═══ Material for the task

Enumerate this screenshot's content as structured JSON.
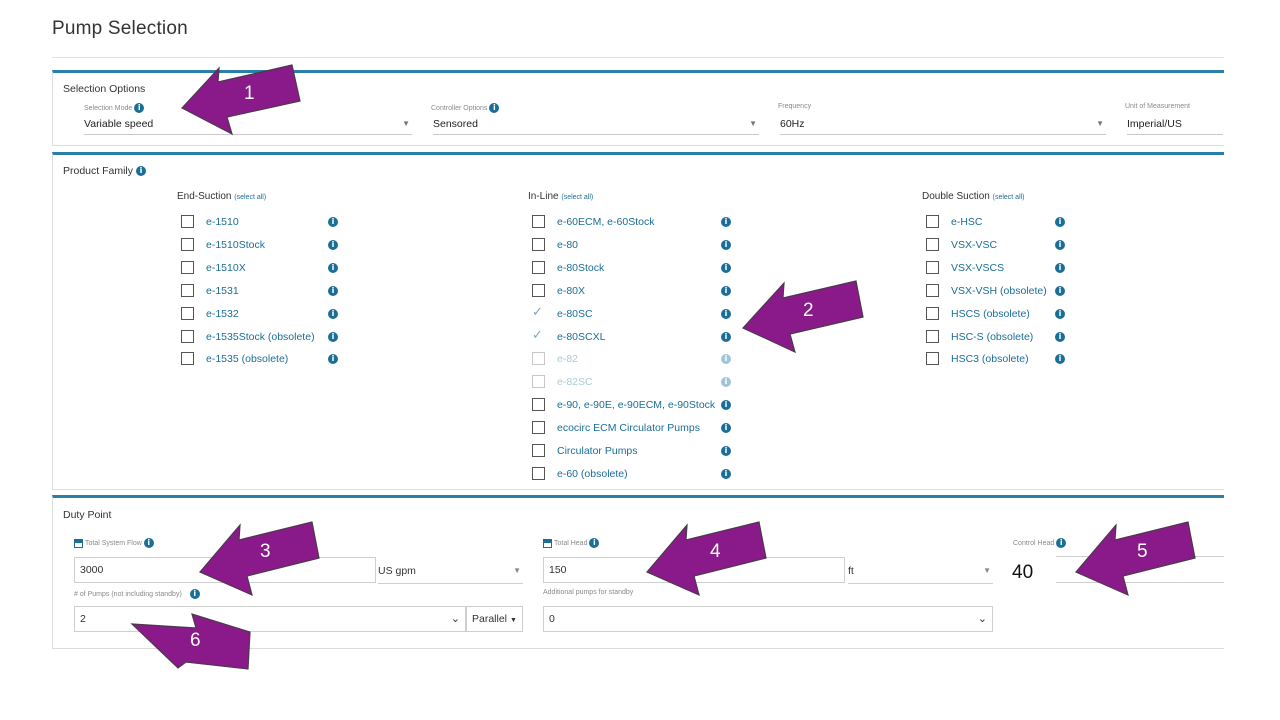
{
  "page": {
    "title": "Pump Selection"
  },
  "selection_options": {
    "title": "Selection Options",
    "selection_mode": {
      "label": "Selection Mode",
      "value": "Variable speed"
    },
    "controller_options": {
      "label": "Controller Options",
      "value": "Sensored"
    },
    "frequency": {
      "label": "Frequency",
      "value": "60Hz"
    },
    "unit_of_measurement": {
      "label": "Unit of Measurement",
      "value": "Imperial/US"
    }
  },
  "product_family": {
    "title": "Product Family",
    "select_all": "(select all)",
    "end_suction": {
      "heading": "End-Suction",
      "items": [
        {
          "label": "e-1510",
          "state": "unchecked"
        },
        {
          "label": "e-1510Stock",
          "state": "unchecked"
        },
        {
          "label": "e-1510X",
          "state": "unchecked"
        },
        {
          "label": "e-1531",
          "state": "unchecked"
        },
        {
          "label": "e-1532",
          "state": "unchecked"
        },
        {
          "label": "e-1535Stock (obsolete)",
          "state": "unchecked"
        },
        {
          "label": "e-1535 (obsolete)",
          "state": "unchecked"
        }
      ]
    },
    "in_line": {
      "heading": "In-Line",
      "items": [
        {
          "label": "e-60ECM, e-60Stock",
          "state": "unchecked"
        },
        {
          "label": "e-80",
          "state": "unchecked"
        },
        {
          "label": "e-80Stock",
          "state": "unchecked"
        },
        {
          "label": "e-80X",
          "state": "unchecked"
        },
        {
          "label": "e-80SC",
          "state": "checked"
        },
        {
          "label": "e-80SCXL",
          "state": "checked"
        },
        {
          "label": "e-82",
          "state": "disabled"
        },
        {
          "label": "e-82SC",
          "state": "disabled"
        },
        {
          "label": "e-90, e-90E, e-90ECM, e-90Stock",
          "state": "unchecked"
        },
        {
          "label": "ecocirc ECM Circulator Pumps",
          "state": "unchecked"
        },
        {
          "label": "Circulator Pumps",
          "state": "unchecked"
        },
        {
          "label": "e-60 (obsolete)",
          "state": "unchecked"
        }
      ]
    },
    "double_suction": {
      "heading": "Double Suction",
      "items": [
        {
          "label": "e-HSC",
          "state": "unchecked"
        },
        {
          "label": "VSX-VSC",
          "state": "unchecked"
        },
        {
          "label": "VSX-VSCS",
          "state": "unchecked"
        },
        {
          "label": "VSX-VSH (obsolete)",
          "state": "unchecked"
        },
        {
          "label": "HSCS (obsolete)",
          "state": "unchecked"
        },
        {
          "label": "HSC-S (obsolete)",
          "state": "unchecked"
        },
        {
          "label": "HSC3 (obsolete)",
          "state": "unchecked"
        }
      ]
    }
  },
  "duty_point": {
    "title": "Duty Point",
    "total_system_flow": {
      "label": "Total System Flow",
      "value": "3000",
      "unit": "US gpm"
    },
    "total_head": {
      "label": "Total Head",
      "value": "150",
      "unit": "ft"
    },
    "control_head": {
      "label": "Control Head",
      "value": "40"
    },
    "num_pumps": {
      "label": "# of Pumps (not including standby)",
      "value": "2",
      "arrangement": "Parallel"
    },
    "standby_pumps": {
      "label": "Additional pumps for standby",
      "value": "0"
    }
  },
  "annotations": {
    "arrow_1": "1",
    "arrow_2": "2",
    "arrow_3": "3",
    "arrow_4": "4",
    "arrow_5": "5",
    "arrow_6": "6",
    "color": "#8a1a8a"
  },
  "colors": {
    "accent": "#2a7fa6",
    "link": "#1b6e96",
    "annotation": "#8a1a8a"
  }
}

══════

__Written problem__
Reproduce the data word for word, excluding its pictures.

__Result of this exercise__
Enumerate this screenshot's content as structured JSON.
{
  "page": {
    "title": "Pump Selection"
  },
  "selection_options": {
    "title": "Selection Options",
    "selection_mode": {
      "label": "Selection Mode",
      "value": "Variable speed"
    },
    "controller_options": {
      "label": "Controller Options",
      "value": "Sensored"
    },
    "frequency": {
      "label": "Frequency",
      "value": "60Hz"
    },
    "unit_of_measurement": {
      "label": "Unit of Measurement",
      "value": "Imperial/US"
    }
  },
  "product_family": {
    "title": "Product Family",
    "select_all": "(select all)",
    "end_suction": {
      "heading": "End-Suction",
      "items": [
        {
          "label": "e-1510",
          "state": "unchecked"
        },
        {
          "label": "e-1510Stock",
          "state": "unchecked"
        },
        {
          "label": "e-1510X",
          "state": "unchecked"
        },
        {
          "label": "e-1531",
          "state": "unchecked"
        },
        {
          "label": "e-1532",
          "state": "unchecked"
        },
        {
          "label": "e-1535Stock (obsolete)",
          "state": "unchecked"
        },
        {
          "label": "e-1535 (obsolete)",
          "state": "unchecked"
        }
      ]
    },
    "in_line": {
      "heading": "In-Line",
      "items": [
        {
          "label": "e-60ECM, e-60Stock",
          "state": "unchecked"
        },
        {
          "label": "e-80",
          "state": "unchecked"
        },
        {
          "label": "e-80Stock",
          "state": "unchecked"
        },
        {
          "label": "e-80X",
          "state": "unchecked"
        },
        {
          "label": "e-80SC",
          "state": "checked"
        },
        {
          "label": "e-80SCXL",
          "state": "checked"
        },
        {
          "label": "e-82",
          "state": "disabled"
        },
        {
          "label": "e-82SC",
          "state": "disabled"
        },
        {
          "label": "e-90, e-90E, e-90ECM, e-90Stock",
          "state": "unchecked"
        },
        {
          "label": "ecocirc ECM Circulator Pumps",
          "state": "unchecked"
        },
        {
          "label": "Circulator Pumps",
          "state": "unchecked"
        },
        {
          "label": "e-60 (obsolete)",
          "state": "unchecked"
        }
      ]
    },
    "double_suction": {
      "heading": "Double Suction",
      "items": [
        {
          "label": "e-HSC",
          "state": "unchecked"
        },
        {
          "label": "VSX-VSC",
          "state": "unchecked"
        },
        {
          "label": "VSX-VSCS",
          "state": "unchecked"
        },
        {
          "label": "VSX-VSH (obsolete)",
          "state": "unchecked"
        },
        {
          "label": "HSCS (obsolete)",
          "state": "unchecked"
        },
        {
          "label": "HSC-S (obsolete)",
          "state": "unchecked"
        },
        {
          "label": "HSC3 (obsolete)",
          "state": "unchecked"
        }
      ]
    }
  },
  "duty_point": {
    "title": "Duty Point",
    "total_system_flow": {
      "label": "Total System Flow",
      "value": "3000",
      "unit": "US gpm"
    },
    "total_head": {
      "label": "Total Head",
      "value": "150",
      "unit": "ft"
    },
    "control_head": {
      "label": "Control Head",
      "value": "40"
    },
    "num_pumps": {
      "label": "# of Pumps (not including standby)",
      "value": "2",
      "arrangement": "Parallel"
    },
    "standby_pumps": {
      "label": "Additional pumps for standby",
      "value": "0"
    }
  },
  "annotations": {
    "arrow_1": "1",
    "arrow_2": "2",
    "arrow_3": "3",
    "arrow_4": "4",
    "arrow_5": "5",
    "arrow_6": "6",
    "color": "#8a1a8a"
  },
  "colors": {
    "accent": "#2a7fa6",
    "link": "#1b6e96",
    "annotation": "#8a1a8a"
  }
}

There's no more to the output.